Saved entries |
---

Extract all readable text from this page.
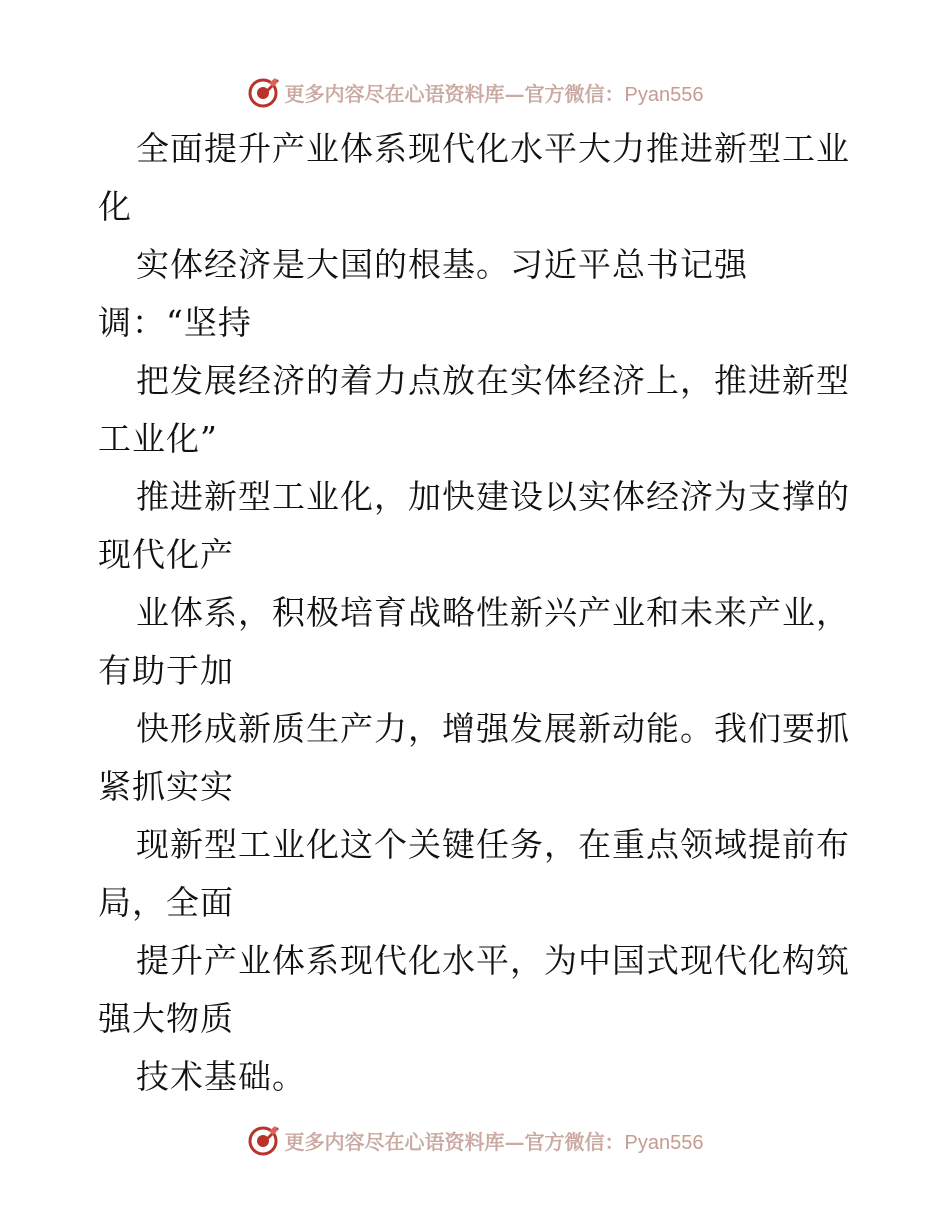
更多内容尽在心语资料库—官方微信：Pyan556
全面提升产业体系现代化水平大力推进新型工业
化
实体经济是大国的根基。习近平总书记强
调：“坚持
把发展经济的着力点放在实体经济上，推进新型
工业化”
推进新型工业化，加快建设以实体经济为支撑的
现代化产
业体系，积极培育战略性新兴产业和未来产业，
有助于加
快形成新质生产力，增强发展新动能。我们要抓
紧抓实实
现新型工业化这个关键任务，在重点领域提前布
局，全面
提升产业体系现代化水平，为中国式现代化构筑
强大物质
技术基础。
更多内容尽在心语资料库—官方微信：Pyan556
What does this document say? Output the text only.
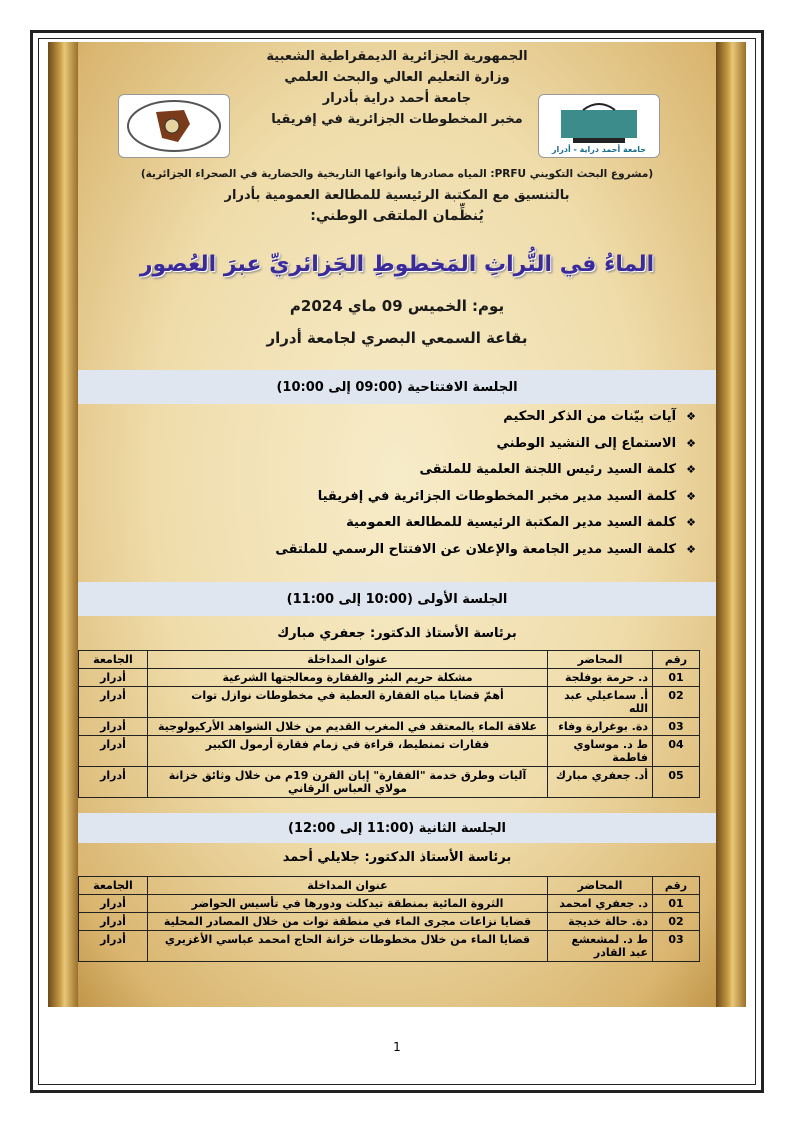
الجمهورية الجزائرية الديمقراطية الشعبية
وزارة التعليم العالي والبحث العلمي
جامعة أحمد دراية بأدرار
مخبر المخطوطات الجزائرية في إفريقيا
جامعة أحمد دراية - أدرار
(مشروع البحث التكويني PRFU: المياه مصادرها وأنواعها التاريخية والحضارية في الصحراء الجزائرية)
بالتنسيق مع المكتبة الرئيسية للمطالعة العمومية بأدرار
يُنظِّمان الملتقى الوطني:
الماءُ في التُّراثِ المَخطوطِ الجَزائريِّ عبرَ العُصور
يوم: الخميس 09 ماي 2024م
بقاعة السمعي البصري لجامعة أدرار
الجلسة الافتتاحية (09:00 إلى 10:00)
❖آيات بيّنات من الذكر الحكيم
❖الاستماع إلى النشيد الوطني
❖كلمة السيد رئيس اللجنة العلمية للملتقى
❖كلمة السيد مدير مخبر المخطوطات الجزائرية في إفريقيا
❖كلمة السيد مدير المكتبة الرئيسية للمطالعة العمومية
❖كلمة السيد مدير الجامعة والإعلان عن الافتتاح الرسمي للملتقى
الجلسة الأولى (10:00 إلى 11:00)
برئاسة الأستاذ الدكتور: جعفري مبارك
رقم	المحاضر	عنوان المداخلة	الجامعة
01	د. حرمة بوفلجة	مشكلة حريم البئر والفقارة ومعالجتها الشرعية	أدرار
02	أ. سماعيلي عبد الله	أهمّ قضايا مياه الفقارة العطية في مخطوطات نوازل توات	أدرار
03	دة. بوغرارة وفاء	علاقة الماء بالمعتقد في المغرب القديم من خلال الشواهد الأركيولوجية	أدرار
04	ط د. موساوي فاطمة	فقارات تمنطيط، قراءة في زمام فقارة أرمول الكبير	أدرار
05	أد. جعفري مبارك	آليات وطرق خدمة "الفقارة" إبان القرن 19م من خلال وثائق خزانة مولاي العباس الرقاني	أدرار
الجلسة الثانية (11:00 إلى 12:00)
برئاسة الأستاذ الدكتور: جلايلي أحمد
رقم	المحاضر	عنوان المداخلة	الجامعة
01	د. جعفري امحمد	الثروة المائية بمنطقة تيدكلت ودورها في تأسيس الحواضر	أدرار
02	دة. حالة خديجة	قضايا نزاعات مجرى الماء في منطقة توات من خلال المصادر المحلية	أدرار
03	ط د. لمشعشع عبد القادر	قضايا الماء من خلال مخطوطات خزانة الحاج امحمد عباسي الأغزيري	أدرار
1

---

From the listing above, collect every line that mentions the word "مدير".

Result below |
❖كلمة السيد مدير مخبر المخطوطات الجزائرية في إفريقيا
❖كلمة السيد مدير المكتبة الرئيسية للمطالعة العمومية
❖كلمة السيد مدير الجامعة والإعلان عن الافتتاح الرسمي للملتقى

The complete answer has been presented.